Exercise inputs:
# # # #
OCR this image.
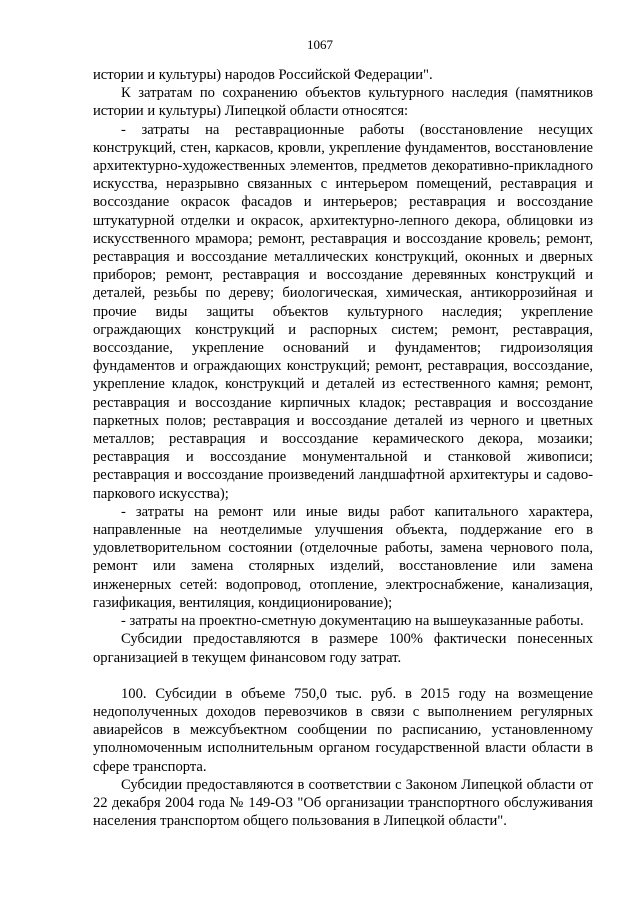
1067

истории и культуры) народов Российской Федерации".

К затратам по сохранению объектов культурного наследия (памятников истории и культуры) Липецкой области относятся:

- затраты на реставрационные работы (восстановление несущих конструкций, стен, каркасов, кровли, укрепление фундаментов, восстановление архитектурно-художественных элементов, предметов декоративно-прикладного искусства, неразрывно связанных с интерьером помещений, реставрация и воссоздание окрасок фасадов и интерьеров; реставрация и воссоздание штукатурной отделки и окрасок, архитектурно-лепного декора, облицовки из искусственного мрамора; ремонт, реставрация и воссоздание кровель; ремонт, реставрация и воссоздание металлических конструкций, оконных и дверных приборов; ремонт, реставрация и воссоздание деревянных конструкций и деталей, резьбы по дереву; биологическая, химическая, антикоррозийная и прочие виды защиты объектов культурного наследия; укрепление ограждающих конструкций и распорных систем; ремонт, реставрация, воссоздание, укрепление оснований и фундаментов; гидроизоляция фундаментов и ограждающих конструкций; ремонт, реставрация, воссоздание, укрепление кладок, конструкций и деталей из естественного камня; ремонт, реставрация и воссоздание кирпичных кладок; реставрация и воссоздание паркетных полов; реставрация и воссоздание деталей из черного и цветных металлов; реставрация и воссоздание керамического декора, мозаики; реставрация и воссоздание монументальной и станковой живописи; реставрация и воссоздание произведений ландшафтной архитектуры и садово-паркового искусства);

- затраты на ремонт или иные виды работ капитального характера, направленные на неотделимые улучшения объекта, поддержание его в удовлетворительном состоянии (отделочные работы, замена чернового пола, ремонт или замена столярных изделий, восстановление или замена инженерных сетей: водопровод, отопление, электроснабжение, канализация, газификация, вентиляция, кондиционирование);

- затраты на проектно-сметную документацию на вышеуказанные работы.

Субсидии предоставляются в размере 100% фактически понесенных организацией в текущем финансовом году затрат.

100. Субсидии в объеме 750,0 тыс. руб. в 2015 году на возмещение недополученных доходов перевозчиков в связи с выполнением регулярных авиарейсов в межсубъектном сообщении по расписанию, установленному уполномоченным исполнительным органом государственной власти области в сфере транспорта.

Субсидии предоставляются в соответствии с Законом Липецкой области от 22 декабря 2004 года № 149-ОЗ "Об организации транспортного обслуживания населения транспортом общего пользования в Липецкой области".
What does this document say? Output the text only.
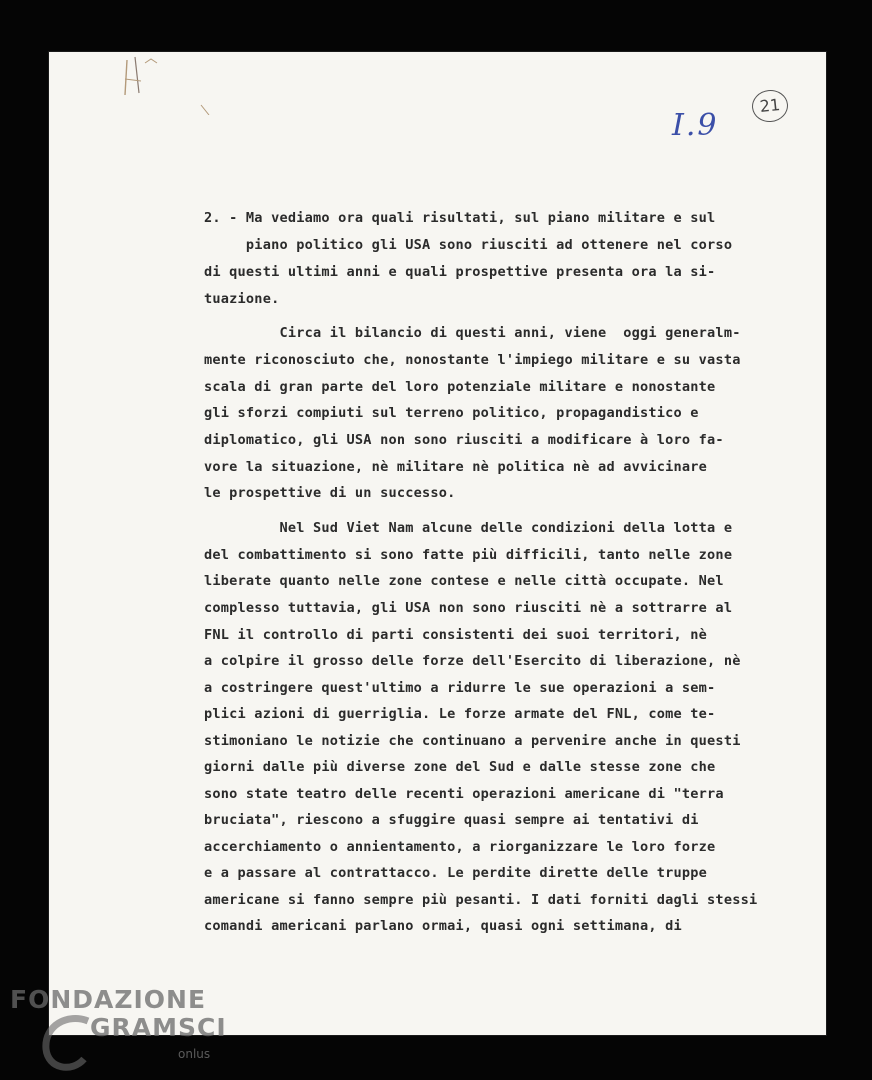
I.9
21
2. - Ma vediamo ora quali risultati, sul piano militare e sul
piano politico gli USA sono riusciti ad ottenere nel corso
di questi ultimi anni e quali prospettive presenta ora la si-
tuazione.
Circa il bilancio di questi anni, viene  oggi generalm-
mente riconosciuto che, nonostante l'impiego militare e su vasta
scala di gran parte del loro potenziale militare e nonostante
gli sforzi compiuti sul terreno politico, propagandistico e
diplomatico, gli USA non sono riusciti a modificare à loro fa-
vore la situazione, nè militare nè politica nè ad avvicinare
le prospettive di un successo.
Nel Sud Viet Nam alcune delle condizioni della lotta e
del combattimento si sono fatte più difficili, tanto nelle zone
liberate quanto nelle zone contese e nelle città occupate. Nel
complesso tuttavia, gli USA non sono riusciti nè a sottrarre al
FNL il controllo di parti consistenti dei suoi territori, nè
a colpire il grosso delle forze dell'Esercito di liberazione, nè
a costringere quest'ultimo a ridurre le sue operazioni a sem-
plici azioni di guerriglia. Le forze armate del FNL, come te-
stimoniano le notizie che continuano a pervenire anche in questi
giorni dalle più diverse zone del Sud e dalle stesse zone che
sono state teatro delle recenti operazioni americane di "terra
bruciata", riescono a sfuggire quasi sempre ai tentativi di
accerchiamento o annientamento, a riorganizzare le loro forze
e a passare al contrattacco. Le perdite dirette delle truppe
americane si fanno sempre più pesanti. I dati forniti dagli stessi
comandi americani parlano ormai, quasi ogni settimana, di
FONDAZIONE
GRAMSCI
onlus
# # # #
Problem:
Omit the pictures. Output every record above word for word.

Worked answer:
OCR this image.
1067

истории и культуры) народов Российской Федерации".

К затратам по сохранению объектов культурного наследия (памятников истории и культуры) Липецкой области относятся:

- затраты на реставрационные работы (восстановление несущих конструкций, стен, каркасов, кровли, укрепление фундаментов, восстановление архитектурно-художественных элементов, предметов декоративно-прикладного искусства, неразрывно связанных с интерьером помещений, реставрация и воссоздание окрасок фасадов и интерьеров; реставрация и воссоздание штукатурной отделки и окрасок, архитектурно-лепного декора, облицовки из искусственного мрамора; ремонт, реставрация и воссоздание кровель; ремонт, реставрация и воссоздание металлических конструкций, оконных и дверных приборов; ремонт, реставрация и воссоздание деревянных конструкций и деталей, резьбы по дереву; биологическая, химическая, антикоррозийная и прочие виды защиты объектов культурного наследия; укрепление ограждающих конструкций и распорных систем; ремонт, реставрация, воссоздание, укрепление оснований и фундаментов; гидроизоляция фундаментов и ограждающих конструкций; ремонт, реставрация, воссоздание, укрепление кладок, конструкций и деталей из естественного камня; ремонт, реставрация и воссоздание кирпичных кладок; реставрация и воссоздание паркетных полов; реставрация и воссоздание деталей из черного и цветных металлов; реставрация и воссоздание керамического декора, мозаики; реставрация и воссоздание монументальной и станковой живописи; реставрация и воссоздание произведений ландшафтной архитектуры и садово-паркового искусства);

- затраты на ремонт или иные виды работ капитального характера, направленные на неотделимые улучшения объекта, поддержание его в удовлетворительном состоянии (отделочные работы, замена чернового пола, ремонт или замена столярных изделий, восстановление или замена инженерных сетей: водопровод, отопление, электроснабжение, канализация, газификация, вентиляция, кондиционирование);

- затраты на проектно-сметную документацию на вышеуказанные работы.

Субсидии предоставляются в размере 100% фактически понесенных организацией в текущем финансовом году затрат.

100. Субсидии в объеме 750,0 тыс. руб. в 2015 году на возмещение недополученных доходов перевозчиков в связи с выполнением регулярных авиарейсов в межсубъектном сообщении по расписанию, установленному уполномоченным исполнительным органом государственной власти области в сфере транспорта.

Субсидии предоставляются в соответствии с Законом Липецкой области от 22 декабря 2004 года № 149-ОЗ "Об организации транспортного обслуживания населения транспортом общего пользования в Липецкой области".
What does this document say? Output the text only.
I.9
21
2. - Ma vediamo ora quali risultati, sul piano militare e sul
piano politico gli USA sono riusciti ad ottenere nel corso
di questi ultimi anni e quali prospettive presenta ora la si-
tuazione.
Circa il bilancio di questi anni, viene  oggi generalm-
mente riconosciuto che, nonostante l'impiego militare e su vasta
scala di gran parte del loro potenziale militare e nonostante
gli sforzi compiuti sul terreno politico, propagandistico e
diplomatico, gli USA non sono riusciti a modificare à loro fa-
vore la situazione, nè militare nè politica nè ad avvicinare
le prospettive di un successo.
Nel Sud Viet Nam alcune delle condizioni della lotta e
del combattimento si sono fatte più difficili, tanto nelle zone
liberate quanto nelle zone contese e nelle città occupate. Nel
complesso tuttavia, gli USA non sono riusciti nè a sottrarre al
FNL il controllo di parti consistenti dei suoi territori, nè
a colpire il grosso delle forze dell'Esercito di liberazione, nè
a costringere quest'ultimo a ridurre le sue operazioni a sem-
plici azioni di guerriglia. Le forze armate del FNL, come te-
stimoniano le notizie che continuano a pervenire anche in questi
giorni dalle più diverse zone del Sud e dalle stesse zone che
sono state teatro delle recenti operazioni americane di "terra
bruciata", riescono a sfuggire quasi sempre ai tentativi di
accerchiamento o annientamento, a riorganizzare le loro forze
e a passare al contrattacco. Le perdite dirette delle truppe
americane si fanno sempre più pesanti. I dati forniti dagli stessi
comandi americani parlano ormai, quasi ogni settimana, di
FONDAZIONE
GRAMSCI
onlus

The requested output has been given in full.